EXERCISE TASK:
Please continue the passage below on aware presence and the struggles of being human, starting right after its final sentence.
**** SOURCE DOCUMENT
And the more we open to simple aware presence (the ever-present NOW), the more readily available this freedom seems to become, and the less tenacious the thought-stories tend to be. But we’re still human beings—that dimension of this living reality doesn’t vanish. It may disappear entirely from experience when our attention is dissolved into boundless aware presence, but it inevitably returns to one degree or another as we engage in everyday life. The bodymind is subject to pain, disability, illness, old age and death, not to mention desire, fear, heartbreak and deeply entrenched habits, compulsions and addictive tendencies that can persist for a lifetime. We don’t get to choose the weather conditions of our unique bodymind organism, and everyone’s weather patterns are different.
So the question is, how do we meet all of that? When we meet it from the perspective of being a small, vulnerable, separate self, it can seem overwhelming. And when our individual weather is taken personally and given meaning, there can be shame, guilt and frustration over the ways we are apparently still imperfect—still sometimes caught up in anger, anxiety, depression, addiction, feelings of doom, or whatever it might be. We’re still not the perfect saint we had hoped to become, always blissful, never upset, never confused.
********
**** DATA ENTRIES
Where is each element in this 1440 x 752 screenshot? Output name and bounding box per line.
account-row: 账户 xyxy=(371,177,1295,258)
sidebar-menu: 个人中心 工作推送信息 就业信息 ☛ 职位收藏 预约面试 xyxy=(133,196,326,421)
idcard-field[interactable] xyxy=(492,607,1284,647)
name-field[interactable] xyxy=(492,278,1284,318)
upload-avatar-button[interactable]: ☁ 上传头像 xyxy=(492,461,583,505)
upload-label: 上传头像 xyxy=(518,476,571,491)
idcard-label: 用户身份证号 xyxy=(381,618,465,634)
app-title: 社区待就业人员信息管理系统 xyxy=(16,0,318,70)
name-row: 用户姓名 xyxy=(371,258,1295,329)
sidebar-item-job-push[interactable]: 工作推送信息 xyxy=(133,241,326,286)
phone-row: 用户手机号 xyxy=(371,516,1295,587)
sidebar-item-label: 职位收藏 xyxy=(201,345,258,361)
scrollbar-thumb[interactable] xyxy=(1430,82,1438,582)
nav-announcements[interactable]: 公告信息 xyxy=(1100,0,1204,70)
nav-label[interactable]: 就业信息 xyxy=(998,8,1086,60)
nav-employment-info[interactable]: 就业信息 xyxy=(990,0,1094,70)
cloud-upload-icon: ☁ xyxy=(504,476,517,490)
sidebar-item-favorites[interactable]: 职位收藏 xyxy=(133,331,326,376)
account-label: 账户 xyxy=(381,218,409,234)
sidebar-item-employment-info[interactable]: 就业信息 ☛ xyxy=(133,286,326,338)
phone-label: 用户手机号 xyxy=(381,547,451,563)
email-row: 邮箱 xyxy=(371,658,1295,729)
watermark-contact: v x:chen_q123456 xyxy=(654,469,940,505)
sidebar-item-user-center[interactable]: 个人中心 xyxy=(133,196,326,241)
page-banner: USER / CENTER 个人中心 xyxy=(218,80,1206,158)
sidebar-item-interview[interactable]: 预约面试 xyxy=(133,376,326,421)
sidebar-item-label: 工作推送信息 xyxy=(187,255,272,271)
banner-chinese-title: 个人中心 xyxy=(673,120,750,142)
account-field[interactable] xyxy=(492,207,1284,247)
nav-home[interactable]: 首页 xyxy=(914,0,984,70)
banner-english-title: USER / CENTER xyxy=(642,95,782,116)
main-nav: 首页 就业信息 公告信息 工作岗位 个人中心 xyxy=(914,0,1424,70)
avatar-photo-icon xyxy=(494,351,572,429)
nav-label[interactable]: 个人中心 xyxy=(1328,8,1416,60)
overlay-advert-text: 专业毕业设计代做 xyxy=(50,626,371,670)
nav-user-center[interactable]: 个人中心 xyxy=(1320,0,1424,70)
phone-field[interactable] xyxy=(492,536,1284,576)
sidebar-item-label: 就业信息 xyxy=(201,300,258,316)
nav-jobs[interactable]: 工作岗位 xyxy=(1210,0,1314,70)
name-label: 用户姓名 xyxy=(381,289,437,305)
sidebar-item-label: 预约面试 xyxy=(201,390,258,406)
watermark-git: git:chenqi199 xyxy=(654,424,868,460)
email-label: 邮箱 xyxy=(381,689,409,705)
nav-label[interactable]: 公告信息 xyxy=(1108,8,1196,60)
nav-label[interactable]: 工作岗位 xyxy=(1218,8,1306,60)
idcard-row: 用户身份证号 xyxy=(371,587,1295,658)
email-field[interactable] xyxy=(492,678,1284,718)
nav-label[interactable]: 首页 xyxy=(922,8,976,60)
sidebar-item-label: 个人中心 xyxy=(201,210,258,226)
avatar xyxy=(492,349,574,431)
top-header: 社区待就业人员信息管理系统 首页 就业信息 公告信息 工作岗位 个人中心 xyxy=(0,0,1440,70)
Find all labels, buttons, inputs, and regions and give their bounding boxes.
********
**** DATA ENTRIES
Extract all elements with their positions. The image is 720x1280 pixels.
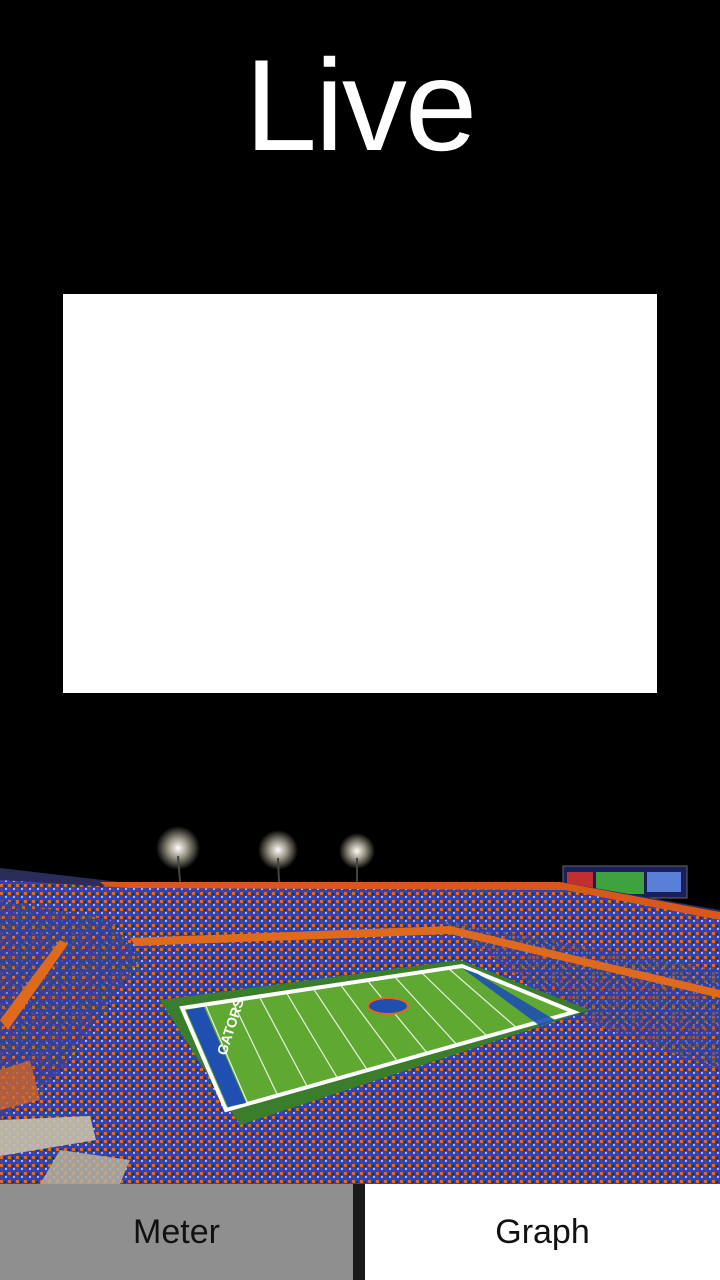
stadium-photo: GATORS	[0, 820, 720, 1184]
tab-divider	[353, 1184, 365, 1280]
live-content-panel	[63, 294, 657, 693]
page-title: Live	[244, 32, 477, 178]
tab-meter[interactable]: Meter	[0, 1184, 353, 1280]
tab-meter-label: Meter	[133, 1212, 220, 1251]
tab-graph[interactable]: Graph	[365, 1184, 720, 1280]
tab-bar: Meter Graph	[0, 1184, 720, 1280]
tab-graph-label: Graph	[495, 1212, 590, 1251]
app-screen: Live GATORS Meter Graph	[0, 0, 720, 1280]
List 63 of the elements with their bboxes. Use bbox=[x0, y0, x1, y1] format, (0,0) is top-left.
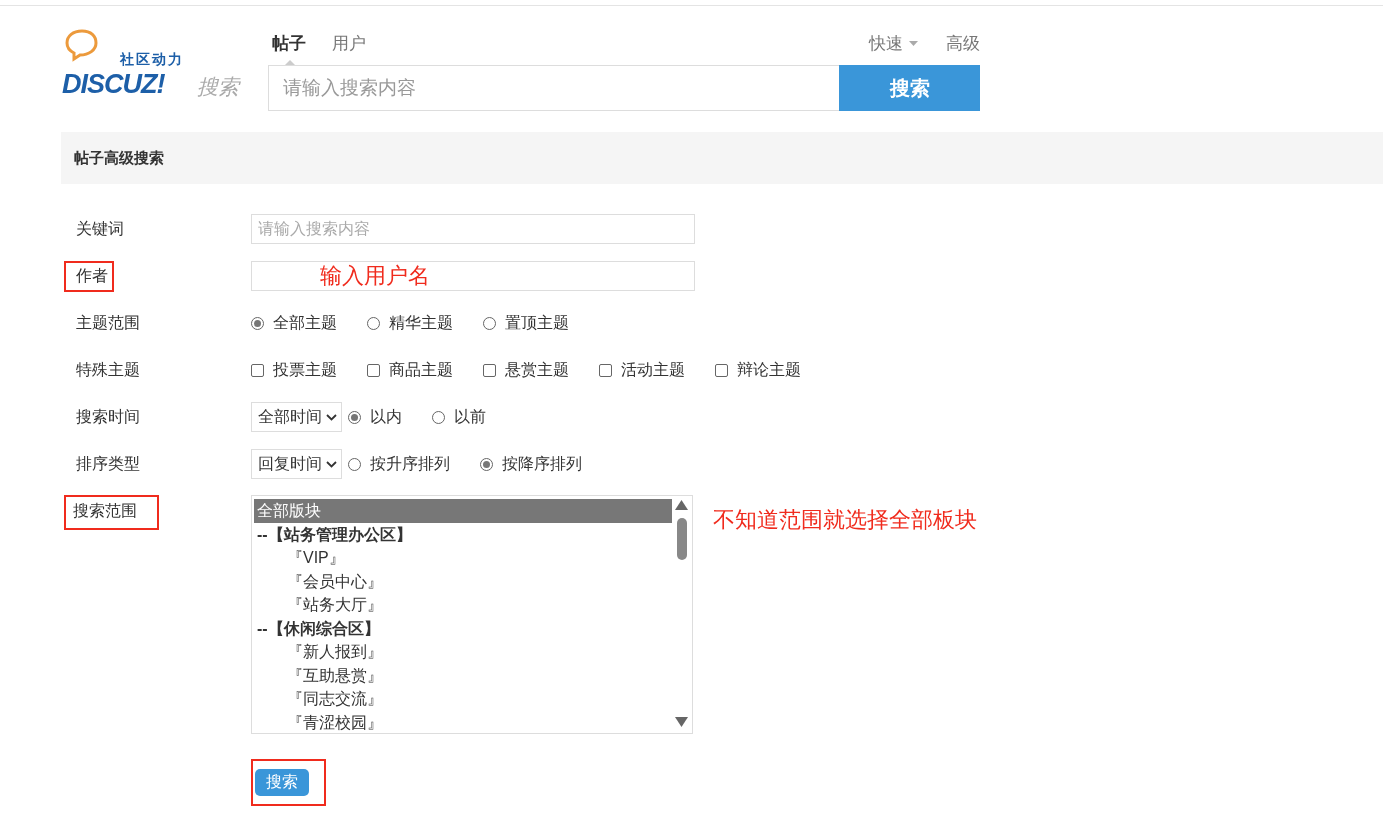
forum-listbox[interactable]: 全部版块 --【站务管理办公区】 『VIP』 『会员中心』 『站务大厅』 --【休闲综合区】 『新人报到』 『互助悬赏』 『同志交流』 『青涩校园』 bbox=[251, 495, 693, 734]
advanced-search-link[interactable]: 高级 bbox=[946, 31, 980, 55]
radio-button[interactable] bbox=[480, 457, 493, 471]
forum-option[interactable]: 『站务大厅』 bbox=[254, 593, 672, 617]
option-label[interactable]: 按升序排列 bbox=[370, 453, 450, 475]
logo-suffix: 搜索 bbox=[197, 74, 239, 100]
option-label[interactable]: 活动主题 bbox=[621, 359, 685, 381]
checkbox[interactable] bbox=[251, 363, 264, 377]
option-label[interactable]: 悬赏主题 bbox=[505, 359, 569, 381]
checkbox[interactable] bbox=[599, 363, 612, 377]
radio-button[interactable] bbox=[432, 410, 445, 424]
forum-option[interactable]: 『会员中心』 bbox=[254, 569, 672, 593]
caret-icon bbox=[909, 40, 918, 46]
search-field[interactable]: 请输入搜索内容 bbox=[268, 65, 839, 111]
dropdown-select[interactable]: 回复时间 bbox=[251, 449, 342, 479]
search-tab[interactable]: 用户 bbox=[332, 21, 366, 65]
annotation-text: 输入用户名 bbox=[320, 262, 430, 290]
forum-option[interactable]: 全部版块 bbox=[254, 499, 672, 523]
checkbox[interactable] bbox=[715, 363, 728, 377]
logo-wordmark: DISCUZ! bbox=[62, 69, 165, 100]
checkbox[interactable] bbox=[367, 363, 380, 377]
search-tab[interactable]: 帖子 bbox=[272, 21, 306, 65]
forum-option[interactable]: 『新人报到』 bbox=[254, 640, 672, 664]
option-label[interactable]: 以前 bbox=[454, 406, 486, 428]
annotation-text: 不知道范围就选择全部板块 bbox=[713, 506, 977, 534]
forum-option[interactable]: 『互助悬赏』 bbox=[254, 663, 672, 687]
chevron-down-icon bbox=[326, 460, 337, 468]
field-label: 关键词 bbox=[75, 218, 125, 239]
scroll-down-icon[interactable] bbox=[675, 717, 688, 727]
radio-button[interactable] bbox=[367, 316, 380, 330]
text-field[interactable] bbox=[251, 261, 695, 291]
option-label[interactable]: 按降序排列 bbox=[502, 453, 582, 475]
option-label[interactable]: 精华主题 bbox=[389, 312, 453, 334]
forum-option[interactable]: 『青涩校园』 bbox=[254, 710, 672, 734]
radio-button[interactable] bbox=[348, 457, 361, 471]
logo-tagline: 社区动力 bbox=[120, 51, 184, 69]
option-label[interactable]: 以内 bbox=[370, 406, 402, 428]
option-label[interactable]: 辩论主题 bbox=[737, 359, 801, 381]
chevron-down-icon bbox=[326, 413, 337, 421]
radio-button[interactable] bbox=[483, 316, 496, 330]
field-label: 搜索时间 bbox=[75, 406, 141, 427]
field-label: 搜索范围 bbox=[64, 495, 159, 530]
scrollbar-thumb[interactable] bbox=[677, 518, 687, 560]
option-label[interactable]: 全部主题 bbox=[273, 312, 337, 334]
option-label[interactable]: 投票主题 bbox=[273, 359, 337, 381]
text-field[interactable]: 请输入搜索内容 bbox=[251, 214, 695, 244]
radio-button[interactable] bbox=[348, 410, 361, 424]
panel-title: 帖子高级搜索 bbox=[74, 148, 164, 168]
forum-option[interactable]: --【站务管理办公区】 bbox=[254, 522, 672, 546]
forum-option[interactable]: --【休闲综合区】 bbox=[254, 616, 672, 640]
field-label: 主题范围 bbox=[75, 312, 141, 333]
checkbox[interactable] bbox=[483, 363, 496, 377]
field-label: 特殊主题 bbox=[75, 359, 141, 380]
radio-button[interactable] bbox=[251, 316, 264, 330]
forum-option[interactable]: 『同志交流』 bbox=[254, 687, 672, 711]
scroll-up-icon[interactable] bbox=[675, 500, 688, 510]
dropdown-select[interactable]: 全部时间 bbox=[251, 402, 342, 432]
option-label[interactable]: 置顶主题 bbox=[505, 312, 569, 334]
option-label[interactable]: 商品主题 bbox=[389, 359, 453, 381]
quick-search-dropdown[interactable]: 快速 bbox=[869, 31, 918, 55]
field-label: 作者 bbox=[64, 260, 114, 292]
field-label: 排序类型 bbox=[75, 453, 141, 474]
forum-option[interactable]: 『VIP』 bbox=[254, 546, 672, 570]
********
TASK OUTPUT:
But there is a different possibility, a possibility that is only available NOW (not tomorrow or forever after). That is the possibility of letting go of the thought-story (not forever after, but NOW), and opening (or shifting attention) to this that is closer than close, this open spacious presence and the simple suchness of this moment, just as it is—allowing it all to be exactly as it is.
The illusory “me” can’t make that happen. It won’t happen through effort or willpower. It’s more like a relaxation, a surrender, a letting go. And we each have to discover for ourselves how that happens—it can’t be laid out in a formula or a set of instructions. It’s not unlike relaxing a tight muscle—in simply giving open attention to the tightness, it begins to release and let go naturally.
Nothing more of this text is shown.